→ **题目 A**
根据下面关于Linux内核结构体的选段,回答以下问题,每题一行:
(i) struct fd 包含哪两个成员?
(ii) struct file 中表示文件读写位置偏移量的字段叫什么,类型是什么?
(iii) 按照注释,f_lock 不能在什么上下文中获取?

→ **选段**

===============

结构体
fd
fd也就是文件描述符,用于标识已经打开的文件、管道、socket等。是进程和内核的桥梁,允许进程执行各种文件操作
struct fd {
struct file *file;
unsigned int flags;
};
file
Linux内核中表示打开文件的结构体,包含了文件操作所需的各种信息和元数据。这是文件系统操作的核心结构之一,允许内核跟踪每个打开的文件及其相关的状态。
struct file {
// 用于链接或者引用计数
union {
// 链表节点
struct llist_node fu_llist;
// Read-Copy-Update头
struct rcu_head fu_rcuhead;
} f_u;
// 文件路径信息
struct path f_path;
// 文件的 inode 结构体,表示文件的具体内容和属性
struct inode *f_inode; /* cached value */
// 指向文件操作结构体的指针,包含与文件相关的各种操作函数指针,如读、写、打开、关闭等
const struct file_operations *f_op;
/*
* Protects f_ep_links, f_flags.
* Must not be taken from IRQ context.
*/
spinlock_t f_lock;
enum rw_hint f_write_hint;
// 引用计数,表示有多少引用指向这个文件结构体
atomic_long_t f_count;
// 文件标志,描述文件的各种属性,如只读、只写、非阻塞等
unsigned int f_flags;
// 文件模式,指示文件的打开模式,如读、写、执行等
fmode_t f_mode;
// 位置锁,用于保护文件读写位置的锁
struct mutex f_pos_lock;
// 文件的读写位置偏移量
loff_t f_pos;
// 文件所有者结构体,包含文件的拥有者和访问权限信息
struct fown_struct f_owner;
const struct cred *f_cred;
// 文件预读取状态结构体,包含文件预读取的相关信息
struct file_ra_state f_ra;
// 文件版本号,表示文件的版本信息。

===============

→ **数据行**

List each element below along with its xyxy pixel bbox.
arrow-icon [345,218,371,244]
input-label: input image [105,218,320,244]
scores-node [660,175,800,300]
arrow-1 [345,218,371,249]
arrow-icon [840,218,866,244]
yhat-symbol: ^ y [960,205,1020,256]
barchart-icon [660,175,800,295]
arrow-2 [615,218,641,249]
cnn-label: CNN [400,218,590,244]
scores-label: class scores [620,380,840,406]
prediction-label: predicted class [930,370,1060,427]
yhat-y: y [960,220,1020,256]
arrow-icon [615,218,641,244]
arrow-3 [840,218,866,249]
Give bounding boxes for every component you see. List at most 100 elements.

===============

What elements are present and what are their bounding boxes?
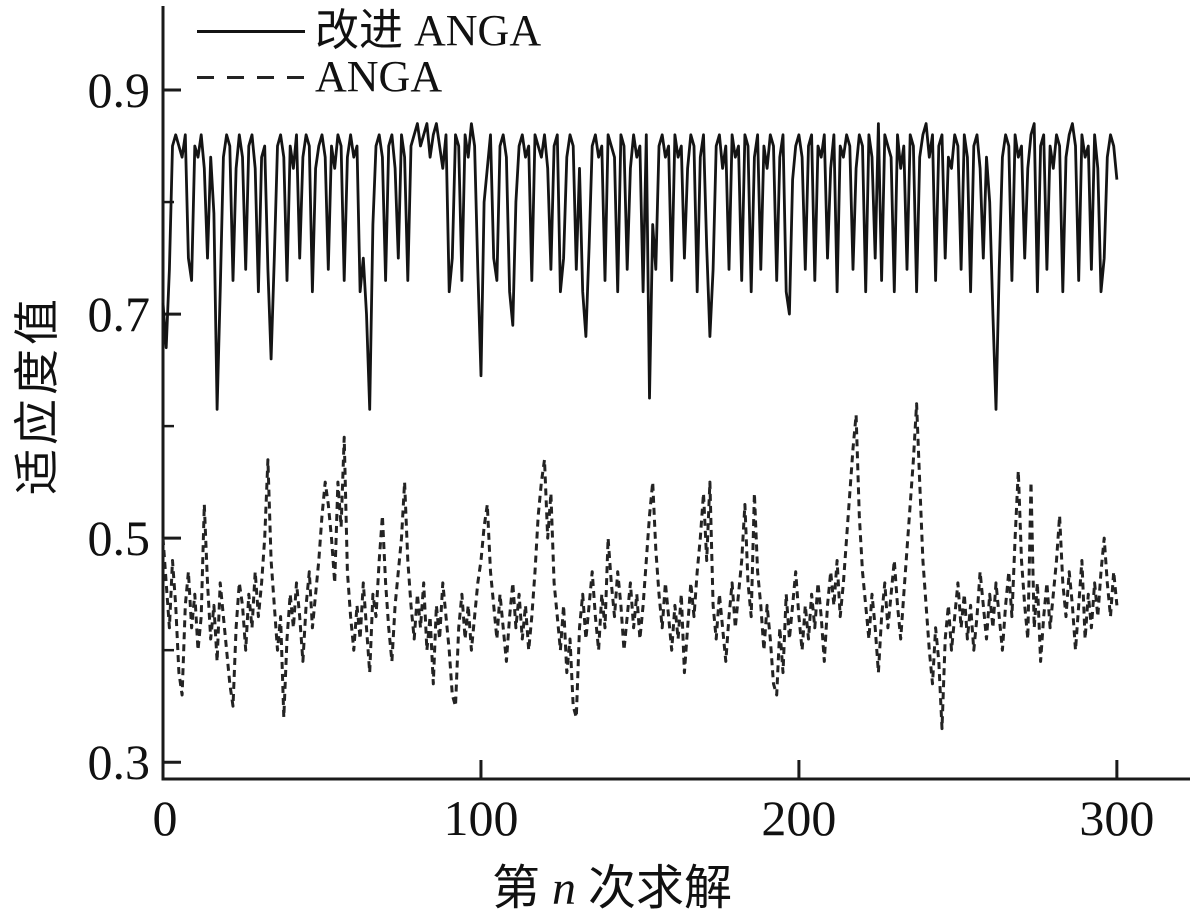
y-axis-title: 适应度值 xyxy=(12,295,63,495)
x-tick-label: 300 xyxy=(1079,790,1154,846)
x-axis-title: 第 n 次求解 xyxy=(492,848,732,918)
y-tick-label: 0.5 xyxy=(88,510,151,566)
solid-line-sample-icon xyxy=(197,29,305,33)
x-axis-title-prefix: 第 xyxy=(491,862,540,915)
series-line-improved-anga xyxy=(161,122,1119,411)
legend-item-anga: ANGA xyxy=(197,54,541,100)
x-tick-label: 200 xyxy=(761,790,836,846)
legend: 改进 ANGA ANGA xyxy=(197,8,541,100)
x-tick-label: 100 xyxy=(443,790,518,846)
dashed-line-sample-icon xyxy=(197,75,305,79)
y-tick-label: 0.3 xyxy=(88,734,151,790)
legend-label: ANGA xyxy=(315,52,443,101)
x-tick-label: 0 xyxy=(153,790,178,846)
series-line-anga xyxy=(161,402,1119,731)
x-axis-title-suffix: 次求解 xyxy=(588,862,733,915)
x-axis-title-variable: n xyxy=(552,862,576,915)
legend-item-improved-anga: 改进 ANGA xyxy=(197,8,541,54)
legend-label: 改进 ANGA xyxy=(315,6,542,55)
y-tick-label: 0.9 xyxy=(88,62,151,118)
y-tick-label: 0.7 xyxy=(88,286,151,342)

===============

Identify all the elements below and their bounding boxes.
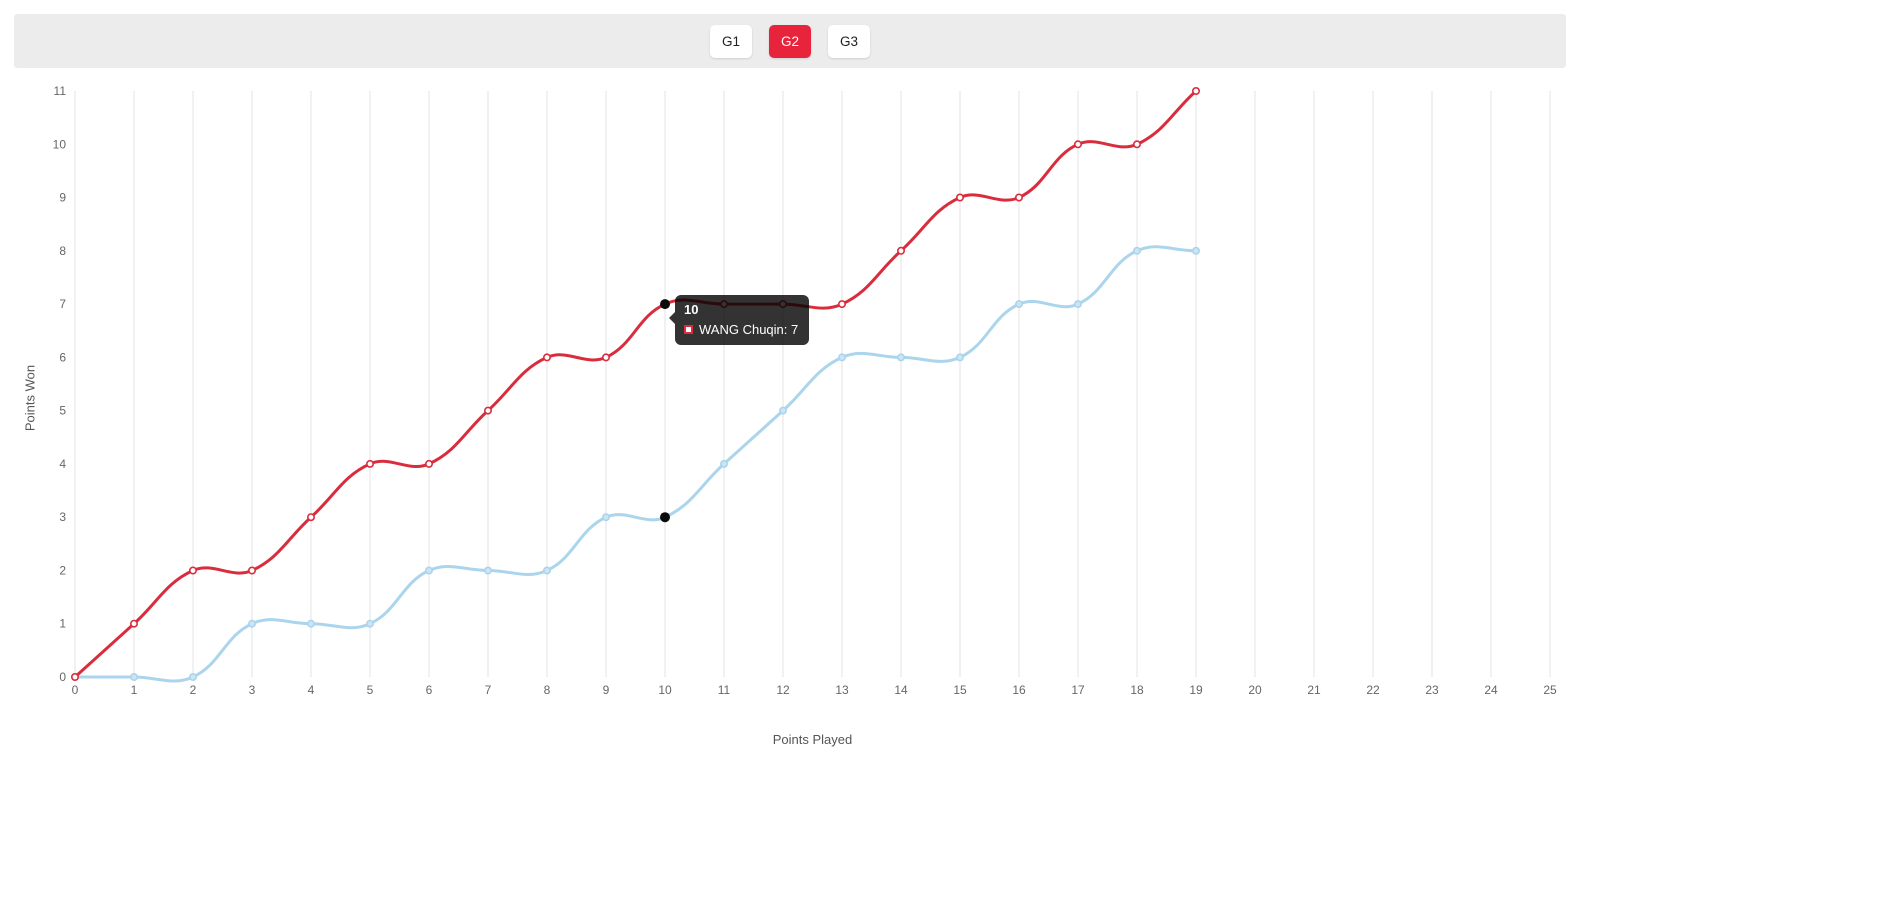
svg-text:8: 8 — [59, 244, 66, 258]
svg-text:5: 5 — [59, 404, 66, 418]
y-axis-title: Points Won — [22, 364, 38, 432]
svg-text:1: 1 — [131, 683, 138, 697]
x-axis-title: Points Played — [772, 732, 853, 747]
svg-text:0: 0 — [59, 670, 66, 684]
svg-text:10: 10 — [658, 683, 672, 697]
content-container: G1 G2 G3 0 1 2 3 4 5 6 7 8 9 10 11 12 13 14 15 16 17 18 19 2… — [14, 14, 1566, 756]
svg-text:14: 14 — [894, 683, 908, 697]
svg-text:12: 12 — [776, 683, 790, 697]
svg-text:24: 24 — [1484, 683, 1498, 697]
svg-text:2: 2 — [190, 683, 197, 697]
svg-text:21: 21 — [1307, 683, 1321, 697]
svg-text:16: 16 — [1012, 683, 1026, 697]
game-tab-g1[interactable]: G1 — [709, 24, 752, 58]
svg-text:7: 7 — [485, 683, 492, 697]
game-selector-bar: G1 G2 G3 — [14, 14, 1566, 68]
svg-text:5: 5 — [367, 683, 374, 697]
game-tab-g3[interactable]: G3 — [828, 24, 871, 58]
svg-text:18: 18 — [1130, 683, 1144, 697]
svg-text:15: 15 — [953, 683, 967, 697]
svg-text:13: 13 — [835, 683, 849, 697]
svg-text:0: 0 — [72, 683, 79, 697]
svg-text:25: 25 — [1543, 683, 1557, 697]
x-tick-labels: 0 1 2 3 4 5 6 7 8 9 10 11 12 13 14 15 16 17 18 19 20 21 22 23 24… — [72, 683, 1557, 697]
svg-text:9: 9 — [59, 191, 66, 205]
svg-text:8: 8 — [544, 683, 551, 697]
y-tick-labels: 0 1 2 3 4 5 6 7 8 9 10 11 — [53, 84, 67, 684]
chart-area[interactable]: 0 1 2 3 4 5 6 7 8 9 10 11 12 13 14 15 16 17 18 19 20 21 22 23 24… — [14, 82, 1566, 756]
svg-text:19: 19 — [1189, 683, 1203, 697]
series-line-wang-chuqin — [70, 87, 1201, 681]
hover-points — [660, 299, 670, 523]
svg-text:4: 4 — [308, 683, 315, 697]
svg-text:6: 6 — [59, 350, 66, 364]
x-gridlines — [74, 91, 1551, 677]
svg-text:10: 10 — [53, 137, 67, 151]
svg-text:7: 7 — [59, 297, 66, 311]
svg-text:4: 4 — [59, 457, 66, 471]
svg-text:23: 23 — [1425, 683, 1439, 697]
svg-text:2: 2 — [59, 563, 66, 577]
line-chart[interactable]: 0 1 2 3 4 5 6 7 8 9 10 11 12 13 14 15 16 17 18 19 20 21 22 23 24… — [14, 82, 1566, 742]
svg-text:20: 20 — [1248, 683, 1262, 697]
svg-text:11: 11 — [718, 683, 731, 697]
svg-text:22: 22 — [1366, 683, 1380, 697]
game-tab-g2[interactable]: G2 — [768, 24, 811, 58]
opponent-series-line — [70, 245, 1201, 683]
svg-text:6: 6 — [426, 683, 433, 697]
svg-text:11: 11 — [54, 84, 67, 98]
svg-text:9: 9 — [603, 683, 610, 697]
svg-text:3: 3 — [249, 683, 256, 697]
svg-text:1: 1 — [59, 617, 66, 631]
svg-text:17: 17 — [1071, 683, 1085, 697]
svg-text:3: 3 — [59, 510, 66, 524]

===============

→ **题目 B**
请从上面列表中含有“What elements are”的那一行写起,写到含有“y-tick-label: 0.7 xyxy=(88,286,151,342)”的那一行为止,首尾两行都要写出,只写这些行,并略去其中的图片。

→ **参考答案 A**
(i) struct file *file 和 unsigned int flags
(ii) 字段是 f_pos,类型是 loff_t
(iii) IRQ 上下文

→ **参考答案 B**
What elements are present and what are their bounding boxes?
y-axis-title: 适应度值 xyxy=(12,295,63,495)
x-tick-label: 300 xyxy=(1079,790,1154,846)
x-axis-title: 第 n 次求解 xyxy=(492,848,732,918)
y-tick-label: 0.5 xyxy=(88,510,151,566)
solid-line-sample-icon xyxy=(197,29,305,33)
x-axis-title-prefix: 第 xyxy=(491,862,540,915)
series-line-improved-anga xyxy=(161,122,1119,411)
legend-item-anga: ANGA xyxy=(197,54,541,100)
x-tick-label: 200 xyxy=(761,790,836,846)
legend: 改进 ANGA ANGA xyxy=(197,8,541,100)
x-tick-label: 100 xyxy=(443,790,518,846)
dashed-line-sample-icon xyxy=(197,75,305,79)
y-tick-label: 0.3 xyxy=(88,734,151,790)
legend-label: ANGA xyxy=(315,52,443,101)
x-tick-label: 0 xyxy=(153,790,178,846)
series-line-anga xyxy=(161,402,1119,731)
x-axis-title-suffix: 次求解 xyxy=(588,862,733,915)
x-axis-title-variable: n xyxy=(552,862,576,915)
legend-item-improved-anga: 改进 ANGA xyxy=(197,8,541,54)
legend-label: 改进 ANGA xyxy=(315,6,542,55)
y-tick-label: 0.9 xyxy=(88,62,151,118)
y-tick-label: 0.7 xyxy=(88,286,151,342)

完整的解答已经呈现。